WORKING DATA:
----

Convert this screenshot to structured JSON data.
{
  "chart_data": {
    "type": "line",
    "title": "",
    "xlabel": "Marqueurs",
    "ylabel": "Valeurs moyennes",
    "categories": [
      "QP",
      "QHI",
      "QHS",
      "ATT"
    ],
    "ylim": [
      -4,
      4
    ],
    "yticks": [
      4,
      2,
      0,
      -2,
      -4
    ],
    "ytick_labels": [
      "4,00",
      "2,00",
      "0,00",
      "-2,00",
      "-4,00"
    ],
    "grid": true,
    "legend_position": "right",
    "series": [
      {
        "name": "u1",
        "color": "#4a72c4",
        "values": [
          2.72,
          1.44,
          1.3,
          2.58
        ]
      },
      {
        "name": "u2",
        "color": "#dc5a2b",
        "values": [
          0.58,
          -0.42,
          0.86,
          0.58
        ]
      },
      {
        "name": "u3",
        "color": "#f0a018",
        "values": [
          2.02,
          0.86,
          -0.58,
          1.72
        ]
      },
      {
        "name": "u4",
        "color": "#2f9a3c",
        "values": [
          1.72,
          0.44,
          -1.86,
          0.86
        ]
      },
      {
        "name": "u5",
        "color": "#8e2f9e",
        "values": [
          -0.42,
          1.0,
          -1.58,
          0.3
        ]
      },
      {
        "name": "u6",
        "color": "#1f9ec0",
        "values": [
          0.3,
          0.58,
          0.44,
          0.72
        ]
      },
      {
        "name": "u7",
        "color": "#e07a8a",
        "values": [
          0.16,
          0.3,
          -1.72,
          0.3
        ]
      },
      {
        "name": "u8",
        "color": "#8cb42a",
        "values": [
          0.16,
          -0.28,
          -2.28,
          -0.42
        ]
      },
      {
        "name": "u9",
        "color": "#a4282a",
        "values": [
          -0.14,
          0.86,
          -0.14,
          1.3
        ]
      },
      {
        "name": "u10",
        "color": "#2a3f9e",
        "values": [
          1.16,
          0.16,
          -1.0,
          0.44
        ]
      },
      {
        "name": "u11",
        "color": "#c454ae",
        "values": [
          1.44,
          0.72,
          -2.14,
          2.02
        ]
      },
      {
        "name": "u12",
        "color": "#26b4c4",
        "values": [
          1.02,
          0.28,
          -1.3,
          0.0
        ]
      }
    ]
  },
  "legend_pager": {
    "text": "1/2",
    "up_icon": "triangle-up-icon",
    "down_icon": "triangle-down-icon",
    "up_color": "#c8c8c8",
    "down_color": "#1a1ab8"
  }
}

----

EXERCISE: Write out every line from the records above, word for word.

WRITTEN REPLY:
Convert this screenshot to structured JSON data.
{
  "chart_data": {
    "type": "line",
    "title": "",
    "xlabel": "Marqueurs",
    "ylabel": "Valeurs moyennes",
    "categories": [
      "QP",
      "QHI",
      "QHS",
      "ATT"
    ],
    "ylim": [
      -4,
      4
    ],
    "yticks": [
      4,
      2,
      0,
      -2,
      -4
    ],
    "ytick_labels": [
      "4,00",
      "2,00",
      "0,00",
      "-2,00",
      "-4,00"
    ],
    "grid": true,
    "legend_position": "right",
    "series": [
      {
        "name": "u1",
        "color": "#4a72c4",
        "values": [
          2.72,
          1.44,
          1.3,
          2.58
        ]
      },
      {
        "name": "u2",
        "color": "#dc5a2b",
        "values": [
          0.58,
          -0.42,
          0.86,
          0.58
        ]
      },
      {
        "name": "u3",
        "color": "#f0a018",
        "values": [
          2.02,
          0.86,
          -0.58,
          1.72
        ]
      },
      {
        "name": "u4",
        "color": "#2f9a3c",
        "values": [
          1.72,
          0.44,
          -1.86,
          0.86
        ]
      },
      {
        "name": "u5",
        "color": "#8e2f9e",
        "values": [
          -0.42,
          1.0,
          -1.58,
          0.3
        ]
      },
      {
        "name": "u6",
        "color": "#1f9ec0",
        "values": [
          0.3,
          0.58,
          0.44,
          0.72
        ]
      },
      {
        "name": "u7",
        "color": "#e07a8a",
        "values": [
          0.16,
          0.3,
          -1.72,
          0.3
        ]
      },
      {
        "name": "u8",
        "color": "#8cb42a",
        "values": [
          0.16,
          -0.28,
          -2.28,
          -0.42
        ]
      },
      {
        "name": "u9",
        "color": "#a4282a",
        "values": [
          -0.14,
          0.86,
          -0.14,
          1.3
        ]
      },
      {
        "name": "u10",
        "color": "#2a3f9e",
        "values": [
          1.16,
          0.16,
          -1.0,
          0.44
        ]
      },
      {
        "name": "u11",
        "color": "#c454ae",
        "values": [
          1.44,
          0.72,
          -2.14,
          2.02
        ]
      },
      {
        "name": "u12",
        "color": "#26b4c4",
        "values": [
          1.02,
          0.28,
          -1.3,
          0.0
        ]
      }
    ]
  },
  "legend_pager": {
    "text": "1/2",
    "up_icon": "triangle-up-icon",
    "down_icon": "triangle-down-icon",
    "up_color": "#c8c8c8",
    "down_color": "#1a1ab8"
  }
}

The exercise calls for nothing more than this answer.